◆ DATA PROVIDED
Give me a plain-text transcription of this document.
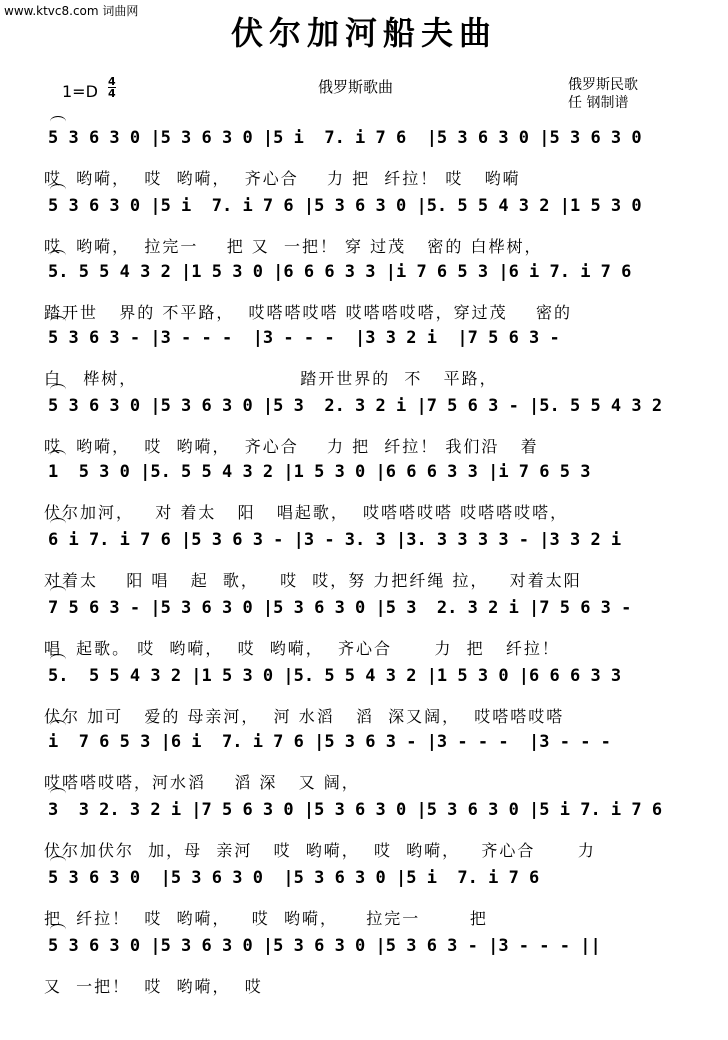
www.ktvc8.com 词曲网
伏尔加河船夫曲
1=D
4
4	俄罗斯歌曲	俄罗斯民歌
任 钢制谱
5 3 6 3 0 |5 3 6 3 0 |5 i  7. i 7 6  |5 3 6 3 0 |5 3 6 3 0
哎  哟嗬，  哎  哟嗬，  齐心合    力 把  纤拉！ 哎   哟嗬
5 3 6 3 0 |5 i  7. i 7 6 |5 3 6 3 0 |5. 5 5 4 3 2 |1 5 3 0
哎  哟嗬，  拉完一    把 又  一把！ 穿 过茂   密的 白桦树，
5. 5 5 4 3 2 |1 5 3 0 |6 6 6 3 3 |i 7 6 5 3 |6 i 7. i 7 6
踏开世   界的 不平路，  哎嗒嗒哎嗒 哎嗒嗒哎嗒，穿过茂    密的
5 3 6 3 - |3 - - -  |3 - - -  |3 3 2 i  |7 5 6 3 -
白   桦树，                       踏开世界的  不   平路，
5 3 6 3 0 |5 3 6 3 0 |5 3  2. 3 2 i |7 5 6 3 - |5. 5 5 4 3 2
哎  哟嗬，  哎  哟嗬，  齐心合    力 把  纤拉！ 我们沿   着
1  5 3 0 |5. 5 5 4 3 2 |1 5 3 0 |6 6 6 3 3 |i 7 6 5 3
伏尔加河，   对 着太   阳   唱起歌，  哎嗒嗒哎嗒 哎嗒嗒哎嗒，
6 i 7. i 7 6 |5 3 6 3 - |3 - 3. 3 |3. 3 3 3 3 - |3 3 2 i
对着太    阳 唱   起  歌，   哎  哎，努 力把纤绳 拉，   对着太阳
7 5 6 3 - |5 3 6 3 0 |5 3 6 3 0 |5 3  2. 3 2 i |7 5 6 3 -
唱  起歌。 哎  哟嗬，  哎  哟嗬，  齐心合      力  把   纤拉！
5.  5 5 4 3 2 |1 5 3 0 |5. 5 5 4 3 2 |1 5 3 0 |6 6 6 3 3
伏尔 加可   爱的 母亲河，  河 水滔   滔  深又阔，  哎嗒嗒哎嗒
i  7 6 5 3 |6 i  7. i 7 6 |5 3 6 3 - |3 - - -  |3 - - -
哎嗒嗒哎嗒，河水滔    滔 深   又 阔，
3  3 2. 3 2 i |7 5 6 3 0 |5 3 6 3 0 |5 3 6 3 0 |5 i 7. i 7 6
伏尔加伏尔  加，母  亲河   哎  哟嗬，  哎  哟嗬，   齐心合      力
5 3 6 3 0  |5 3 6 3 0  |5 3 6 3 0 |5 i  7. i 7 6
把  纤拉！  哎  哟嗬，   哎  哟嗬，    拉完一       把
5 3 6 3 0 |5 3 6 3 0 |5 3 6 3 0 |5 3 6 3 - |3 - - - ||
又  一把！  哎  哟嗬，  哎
--
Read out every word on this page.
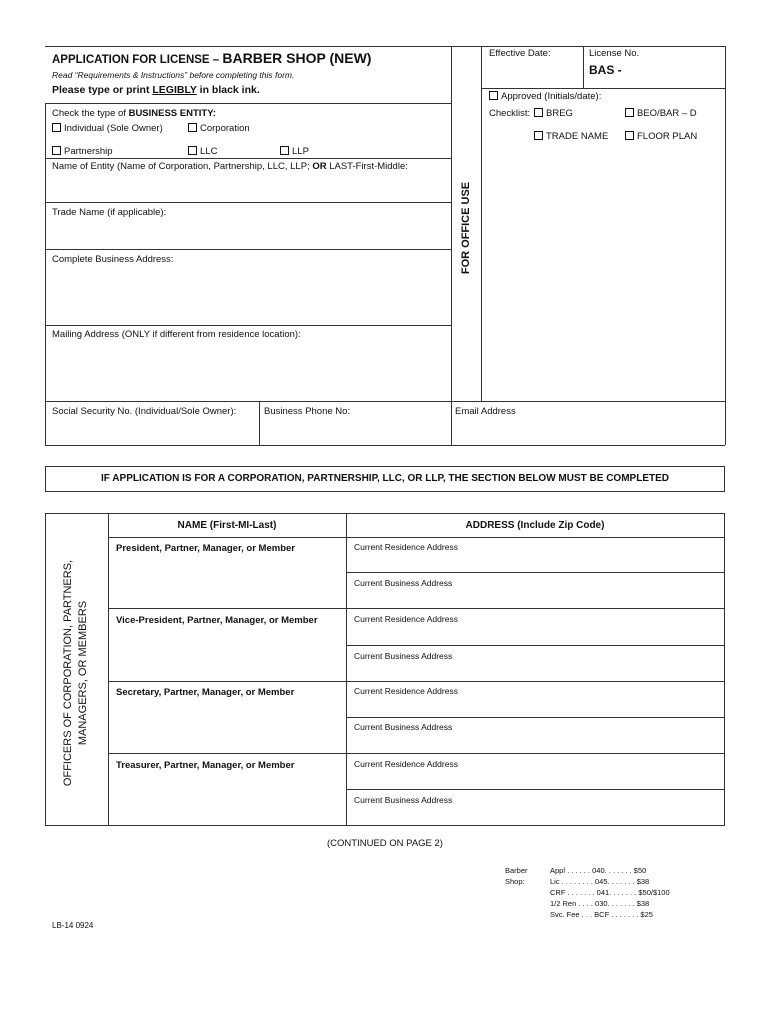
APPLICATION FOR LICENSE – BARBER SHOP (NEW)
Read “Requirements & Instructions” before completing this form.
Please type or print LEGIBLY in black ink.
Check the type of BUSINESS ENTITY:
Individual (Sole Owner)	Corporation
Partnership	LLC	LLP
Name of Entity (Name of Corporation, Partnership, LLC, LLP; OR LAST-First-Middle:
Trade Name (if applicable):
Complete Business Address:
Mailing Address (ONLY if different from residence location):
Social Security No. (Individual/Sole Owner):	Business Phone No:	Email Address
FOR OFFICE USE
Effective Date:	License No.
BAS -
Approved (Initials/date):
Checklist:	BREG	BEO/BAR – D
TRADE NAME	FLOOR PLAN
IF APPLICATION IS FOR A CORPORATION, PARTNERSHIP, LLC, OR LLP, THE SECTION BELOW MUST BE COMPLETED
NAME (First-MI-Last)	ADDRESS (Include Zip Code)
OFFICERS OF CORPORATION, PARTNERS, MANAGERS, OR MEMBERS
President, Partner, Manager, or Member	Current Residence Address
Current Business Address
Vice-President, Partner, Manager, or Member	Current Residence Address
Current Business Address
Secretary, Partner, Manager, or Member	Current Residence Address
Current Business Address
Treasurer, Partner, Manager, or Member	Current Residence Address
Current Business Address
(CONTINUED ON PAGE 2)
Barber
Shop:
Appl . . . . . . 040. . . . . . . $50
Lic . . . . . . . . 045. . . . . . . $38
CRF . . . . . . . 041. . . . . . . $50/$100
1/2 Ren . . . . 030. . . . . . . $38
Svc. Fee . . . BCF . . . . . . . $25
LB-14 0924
* * *
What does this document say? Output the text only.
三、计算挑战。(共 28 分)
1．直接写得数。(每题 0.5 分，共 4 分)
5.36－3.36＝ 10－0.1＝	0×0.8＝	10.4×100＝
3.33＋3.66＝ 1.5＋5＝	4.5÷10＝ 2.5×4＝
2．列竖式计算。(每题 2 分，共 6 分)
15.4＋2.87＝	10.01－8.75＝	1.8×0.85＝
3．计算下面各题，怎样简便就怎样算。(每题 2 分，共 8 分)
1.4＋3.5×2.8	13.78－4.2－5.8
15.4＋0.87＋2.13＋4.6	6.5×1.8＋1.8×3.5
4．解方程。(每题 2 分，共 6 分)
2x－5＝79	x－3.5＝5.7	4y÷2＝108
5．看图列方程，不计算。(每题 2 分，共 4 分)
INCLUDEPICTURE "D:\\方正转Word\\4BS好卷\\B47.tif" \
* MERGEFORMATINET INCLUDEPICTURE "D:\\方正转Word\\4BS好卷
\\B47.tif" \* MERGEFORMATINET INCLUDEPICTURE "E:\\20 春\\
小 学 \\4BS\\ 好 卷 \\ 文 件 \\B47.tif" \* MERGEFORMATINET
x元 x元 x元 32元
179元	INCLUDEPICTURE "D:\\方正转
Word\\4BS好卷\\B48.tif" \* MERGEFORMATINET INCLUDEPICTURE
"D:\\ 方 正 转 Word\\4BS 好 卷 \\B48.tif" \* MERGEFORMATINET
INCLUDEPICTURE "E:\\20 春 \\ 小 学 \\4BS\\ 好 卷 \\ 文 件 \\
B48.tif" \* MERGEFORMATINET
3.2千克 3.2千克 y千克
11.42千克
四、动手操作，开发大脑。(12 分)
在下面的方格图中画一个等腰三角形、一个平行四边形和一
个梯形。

◆ EXERCISE AIM
In the records above, locate every line with the string "President" and copy it.

◆ EXERCISE SOLUTION
President, Partner, Manager, or Member	Current Residence Address
Vice-President, Partner, Manager, or Member	Current Residence Address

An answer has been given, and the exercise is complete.